(Collected data)
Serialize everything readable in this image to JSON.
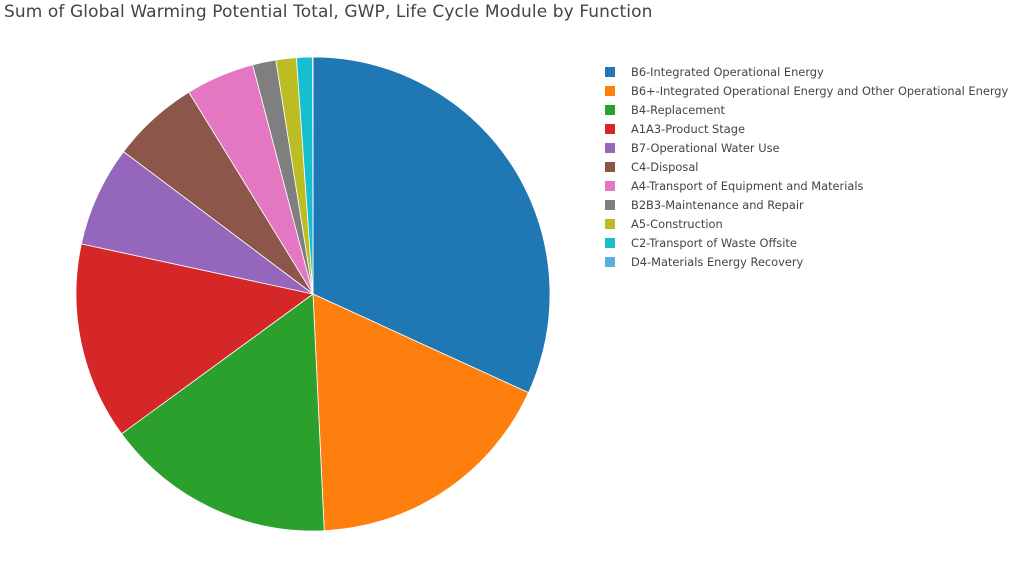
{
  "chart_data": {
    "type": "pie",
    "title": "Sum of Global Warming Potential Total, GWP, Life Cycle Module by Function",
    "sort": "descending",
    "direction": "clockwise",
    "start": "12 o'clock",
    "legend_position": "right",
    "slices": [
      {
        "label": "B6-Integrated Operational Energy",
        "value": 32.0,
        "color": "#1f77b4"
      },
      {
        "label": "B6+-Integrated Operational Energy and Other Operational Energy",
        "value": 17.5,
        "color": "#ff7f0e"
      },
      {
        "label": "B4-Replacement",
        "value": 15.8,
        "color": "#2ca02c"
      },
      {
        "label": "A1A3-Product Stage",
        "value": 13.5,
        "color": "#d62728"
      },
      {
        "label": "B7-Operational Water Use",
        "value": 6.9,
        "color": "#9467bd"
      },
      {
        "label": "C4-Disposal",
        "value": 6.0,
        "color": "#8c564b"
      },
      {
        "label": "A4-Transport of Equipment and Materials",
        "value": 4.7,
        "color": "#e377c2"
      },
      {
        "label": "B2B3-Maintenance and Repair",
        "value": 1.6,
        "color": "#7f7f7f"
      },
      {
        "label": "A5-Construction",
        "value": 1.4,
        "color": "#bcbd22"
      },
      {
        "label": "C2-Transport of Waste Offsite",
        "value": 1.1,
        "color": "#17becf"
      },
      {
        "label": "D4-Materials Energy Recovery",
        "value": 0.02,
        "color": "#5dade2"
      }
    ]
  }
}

PROBLEM DETAILS |
Restate the data above exactly, stripping out each image.

SOLUTION TO THIS TASK |
Serialize everything readable in this image to JSON.
{
  "chart_data": {
    "type": "pie",
    "title": "Sum of Global Warming Potential Total, GWP, Life Cycle Module by Function",
    "sort": "descending",
    "direction": "clockwise",
    "start": "12 o'clock",
    "legend_position": "right",
    "slices": [
      {
        "label": "B6-Integrated Operational Energy",
        "value": 32.0,
        "color": "#1f77b4"
      },
      {
        "label": "B6+-Integrated Operational Energy and Other Operational Energy",
        "value": 17.5,
        "color": "#ff7f0e"
      },
      {
        "label": "B4-Replacement",
        "value": 15.8,
        "color": "#2ca02c"
      },
      {
        "label": "A1A3-Product Stage",
        "value": 13.5,
        "color": "#d62728"
      },
      {
        "label": "B7-Operational Water Use",
        "value": 6.9,
        "color": "#9467bd"
      },
      {
        "label": "C4-Disposal",
        "value": 6.0,
        "color": "#8c564b"
      },
      {
        "label": "A4-Transport of Equipment and Materials",
        "value": 4.7,
        "color": "#e377c2"
      },
      {
        "label": "B2B3-Maintenance and Repair",
        "value": 1.6,
        "color": "#7f7f7f"
      },
      {
        "label": "A5-Construction",
        "value": 1.4,
        "color": "#bcbd22"
      },
      {
        "label": "C2-Transport of Waste Offsite",
        "value": 1.1,
        "color": "#17becf"
      },
      {
        "label": "D4-Materials Energy Recovery",
        "value": 0.02,
        "color": "#5dade2"
      }
    ]
  }
}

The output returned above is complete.